(begin)

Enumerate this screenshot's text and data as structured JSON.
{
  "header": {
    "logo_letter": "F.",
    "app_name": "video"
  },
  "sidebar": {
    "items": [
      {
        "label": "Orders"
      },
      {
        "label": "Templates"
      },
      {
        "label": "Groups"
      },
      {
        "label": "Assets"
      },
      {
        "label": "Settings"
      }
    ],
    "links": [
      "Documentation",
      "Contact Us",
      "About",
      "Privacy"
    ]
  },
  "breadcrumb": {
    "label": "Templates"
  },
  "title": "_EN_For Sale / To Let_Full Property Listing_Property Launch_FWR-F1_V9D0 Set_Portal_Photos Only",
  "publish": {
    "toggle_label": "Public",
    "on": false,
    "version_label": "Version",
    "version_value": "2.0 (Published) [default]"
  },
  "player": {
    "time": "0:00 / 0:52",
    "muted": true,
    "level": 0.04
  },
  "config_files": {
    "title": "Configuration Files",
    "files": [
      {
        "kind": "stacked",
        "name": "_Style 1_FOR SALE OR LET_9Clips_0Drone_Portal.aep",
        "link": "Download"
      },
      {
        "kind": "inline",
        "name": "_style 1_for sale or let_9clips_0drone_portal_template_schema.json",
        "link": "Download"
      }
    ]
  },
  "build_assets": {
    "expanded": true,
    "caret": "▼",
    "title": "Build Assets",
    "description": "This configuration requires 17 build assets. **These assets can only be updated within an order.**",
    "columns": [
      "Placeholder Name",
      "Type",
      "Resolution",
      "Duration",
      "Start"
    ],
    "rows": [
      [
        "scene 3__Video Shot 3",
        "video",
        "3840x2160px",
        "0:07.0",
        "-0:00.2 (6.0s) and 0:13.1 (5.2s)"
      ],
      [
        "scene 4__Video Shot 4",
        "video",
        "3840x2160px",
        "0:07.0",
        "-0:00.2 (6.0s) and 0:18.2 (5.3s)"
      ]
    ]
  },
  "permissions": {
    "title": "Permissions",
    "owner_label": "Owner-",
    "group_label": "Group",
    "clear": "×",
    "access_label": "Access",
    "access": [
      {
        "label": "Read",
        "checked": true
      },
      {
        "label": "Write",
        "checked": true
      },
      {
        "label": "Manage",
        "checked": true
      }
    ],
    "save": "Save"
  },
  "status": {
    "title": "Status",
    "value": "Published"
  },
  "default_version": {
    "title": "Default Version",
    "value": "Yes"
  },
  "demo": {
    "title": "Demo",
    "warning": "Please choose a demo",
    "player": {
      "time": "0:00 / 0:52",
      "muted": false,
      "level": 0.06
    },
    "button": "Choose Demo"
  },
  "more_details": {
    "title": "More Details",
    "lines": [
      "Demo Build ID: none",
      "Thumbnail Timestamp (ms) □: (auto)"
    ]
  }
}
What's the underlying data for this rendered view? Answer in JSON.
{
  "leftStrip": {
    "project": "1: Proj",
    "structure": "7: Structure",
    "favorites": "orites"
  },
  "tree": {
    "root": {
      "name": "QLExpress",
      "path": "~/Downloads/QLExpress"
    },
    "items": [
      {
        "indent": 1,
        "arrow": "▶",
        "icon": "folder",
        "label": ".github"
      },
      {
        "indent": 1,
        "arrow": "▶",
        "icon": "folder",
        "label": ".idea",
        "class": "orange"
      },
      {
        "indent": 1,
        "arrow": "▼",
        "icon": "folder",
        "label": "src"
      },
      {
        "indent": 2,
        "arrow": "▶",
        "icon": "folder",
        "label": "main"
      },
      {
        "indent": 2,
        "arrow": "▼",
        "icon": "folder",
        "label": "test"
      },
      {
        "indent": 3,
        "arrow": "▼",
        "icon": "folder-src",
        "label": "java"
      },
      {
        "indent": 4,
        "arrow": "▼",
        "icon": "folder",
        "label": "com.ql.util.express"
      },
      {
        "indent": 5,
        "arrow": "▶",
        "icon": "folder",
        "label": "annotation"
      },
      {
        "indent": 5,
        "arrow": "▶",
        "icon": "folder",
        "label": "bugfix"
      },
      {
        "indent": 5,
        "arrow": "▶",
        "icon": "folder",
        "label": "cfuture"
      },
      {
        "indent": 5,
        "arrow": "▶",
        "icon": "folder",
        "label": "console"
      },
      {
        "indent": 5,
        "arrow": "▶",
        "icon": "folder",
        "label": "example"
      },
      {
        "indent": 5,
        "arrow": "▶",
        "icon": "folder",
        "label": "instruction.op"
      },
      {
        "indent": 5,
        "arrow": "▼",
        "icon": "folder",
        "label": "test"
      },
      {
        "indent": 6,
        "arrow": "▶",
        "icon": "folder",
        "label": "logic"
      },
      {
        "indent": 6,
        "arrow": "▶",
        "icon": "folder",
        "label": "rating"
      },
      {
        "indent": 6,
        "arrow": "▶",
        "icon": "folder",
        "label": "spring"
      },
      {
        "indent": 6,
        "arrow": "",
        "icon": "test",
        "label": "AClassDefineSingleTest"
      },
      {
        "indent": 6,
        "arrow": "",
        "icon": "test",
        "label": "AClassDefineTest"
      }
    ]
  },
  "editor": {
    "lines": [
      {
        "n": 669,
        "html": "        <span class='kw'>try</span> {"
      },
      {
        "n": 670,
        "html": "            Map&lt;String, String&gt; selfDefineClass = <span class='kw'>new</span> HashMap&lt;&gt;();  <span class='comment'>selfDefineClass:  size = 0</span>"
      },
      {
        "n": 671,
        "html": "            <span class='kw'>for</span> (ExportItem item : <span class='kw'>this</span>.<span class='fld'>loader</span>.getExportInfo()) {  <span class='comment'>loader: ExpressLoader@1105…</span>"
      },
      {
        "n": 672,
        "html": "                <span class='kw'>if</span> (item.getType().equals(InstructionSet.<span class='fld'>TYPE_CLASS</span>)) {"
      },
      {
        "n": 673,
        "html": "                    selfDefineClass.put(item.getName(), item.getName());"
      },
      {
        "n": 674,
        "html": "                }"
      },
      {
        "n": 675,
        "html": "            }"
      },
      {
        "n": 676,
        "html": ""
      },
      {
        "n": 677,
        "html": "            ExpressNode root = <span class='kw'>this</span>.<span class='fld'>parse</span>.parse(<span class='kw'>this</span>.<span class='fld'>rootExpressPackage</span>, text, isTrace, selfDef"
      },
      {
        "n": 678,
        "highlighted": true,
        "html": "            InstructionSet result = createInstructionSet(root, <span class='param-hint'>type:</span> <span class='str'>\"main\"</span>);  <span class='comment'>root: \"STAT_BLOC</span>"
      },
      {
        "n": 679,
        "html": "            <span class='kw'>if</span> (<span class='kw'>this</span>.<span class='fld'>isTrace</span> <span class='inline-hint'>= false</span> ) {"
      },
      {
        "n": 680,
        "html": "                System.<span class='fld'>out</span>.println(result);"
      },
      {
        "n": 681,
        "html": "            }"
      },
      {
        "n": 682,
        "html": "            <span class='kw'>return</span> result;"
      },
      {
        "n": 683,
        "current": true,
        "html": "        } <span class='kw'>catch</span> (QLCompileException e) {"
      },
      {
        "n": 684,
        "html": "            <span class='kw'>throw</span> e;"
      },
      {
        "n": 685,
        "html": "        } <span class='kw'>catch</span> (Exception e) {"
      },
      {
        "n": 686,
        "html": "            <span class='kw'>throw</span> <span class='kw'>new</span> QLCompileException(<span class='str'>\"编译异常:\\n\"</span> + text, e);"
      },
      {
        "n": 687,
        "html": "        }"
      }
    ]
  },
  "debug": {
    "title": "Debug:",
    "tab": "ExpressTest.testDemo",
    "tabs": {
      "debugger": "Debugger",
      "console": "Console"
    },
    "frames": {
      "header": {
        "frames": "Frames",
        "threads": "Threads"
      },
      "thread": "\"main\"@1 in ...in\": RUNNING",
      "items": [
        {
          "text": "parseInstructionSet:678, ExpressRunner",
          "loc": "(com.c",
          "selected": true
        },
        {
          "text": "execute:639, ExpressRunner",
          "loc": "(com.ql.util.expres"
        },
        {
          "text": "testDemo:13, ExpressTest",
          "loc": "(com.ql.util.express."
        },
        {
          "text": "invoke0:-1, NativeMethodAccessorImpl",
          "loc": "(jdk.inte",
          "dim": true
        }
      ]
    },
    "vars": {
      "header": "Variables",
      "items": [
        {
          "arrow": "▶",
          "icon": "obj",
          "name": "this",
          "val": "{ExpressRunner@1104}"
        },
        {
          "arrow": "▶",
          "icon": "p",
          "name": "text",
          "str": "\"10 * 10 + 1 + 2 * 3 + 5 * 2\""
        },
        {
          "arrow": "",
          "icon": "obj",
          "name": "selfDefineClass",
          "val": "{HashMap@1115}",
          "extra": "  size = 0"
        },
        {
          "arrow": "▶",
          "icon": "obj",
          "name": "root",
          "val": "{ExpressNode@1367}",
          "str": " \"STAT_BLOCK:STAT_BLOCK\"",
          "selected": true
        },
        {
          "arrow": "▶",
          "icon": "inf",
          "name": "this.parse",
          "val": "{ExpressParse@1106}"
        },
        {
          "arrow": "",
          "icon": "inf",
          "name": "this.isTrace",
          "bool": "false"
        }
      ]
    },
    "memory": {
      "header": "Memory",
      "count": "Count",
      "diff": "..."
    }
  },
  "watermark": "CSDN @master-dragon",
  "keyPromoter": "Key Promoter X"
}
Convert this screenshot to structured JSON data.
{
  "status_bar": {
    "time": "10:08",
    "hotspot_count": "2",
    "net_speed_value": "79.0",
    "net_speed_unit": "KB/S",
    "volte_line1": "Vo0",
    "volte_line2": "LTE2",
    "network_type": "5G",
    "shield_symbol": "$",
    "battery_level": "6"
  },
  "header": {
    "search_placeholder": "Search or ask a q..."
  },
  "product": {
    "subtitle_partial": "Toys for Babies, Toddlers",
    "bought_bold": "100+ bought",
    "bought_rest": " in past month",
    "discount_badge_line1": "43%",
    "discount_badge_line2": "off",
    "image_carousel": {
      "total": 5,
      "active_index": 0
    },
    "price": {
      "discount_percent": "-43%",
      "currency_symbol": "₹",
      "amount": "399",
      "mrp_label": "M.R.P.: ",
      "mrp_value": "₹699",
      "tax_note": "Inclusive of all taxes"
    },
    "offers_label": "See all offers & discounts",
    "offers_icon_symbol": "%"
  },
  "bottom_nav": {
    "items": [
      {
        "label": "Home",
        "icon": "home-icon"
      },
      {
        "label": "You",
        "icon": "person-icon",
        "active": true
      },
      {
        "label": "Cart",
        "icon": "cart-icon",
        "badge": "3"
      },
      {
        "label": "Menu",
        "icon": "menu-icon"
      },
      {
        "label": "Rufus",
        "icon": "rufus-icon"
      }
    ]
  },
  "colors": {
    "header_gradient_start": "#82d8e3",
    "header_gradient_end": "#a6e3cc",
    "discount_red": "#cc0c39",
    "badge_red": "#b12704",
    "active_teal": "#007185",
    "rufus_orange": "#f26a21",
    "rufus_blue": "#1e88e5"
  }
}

(end)

**WHAT THE TASK REQUIRES**
Each line above that holds the string "data" should be copied and shown.

**ANSWER FOR THIS EXERCISE**
Enumerate this screenshot's text and data as structured JSON.
What's the underlying data for this rendered view? Answer in JSON.
Convert this screenshot to structured JSON data.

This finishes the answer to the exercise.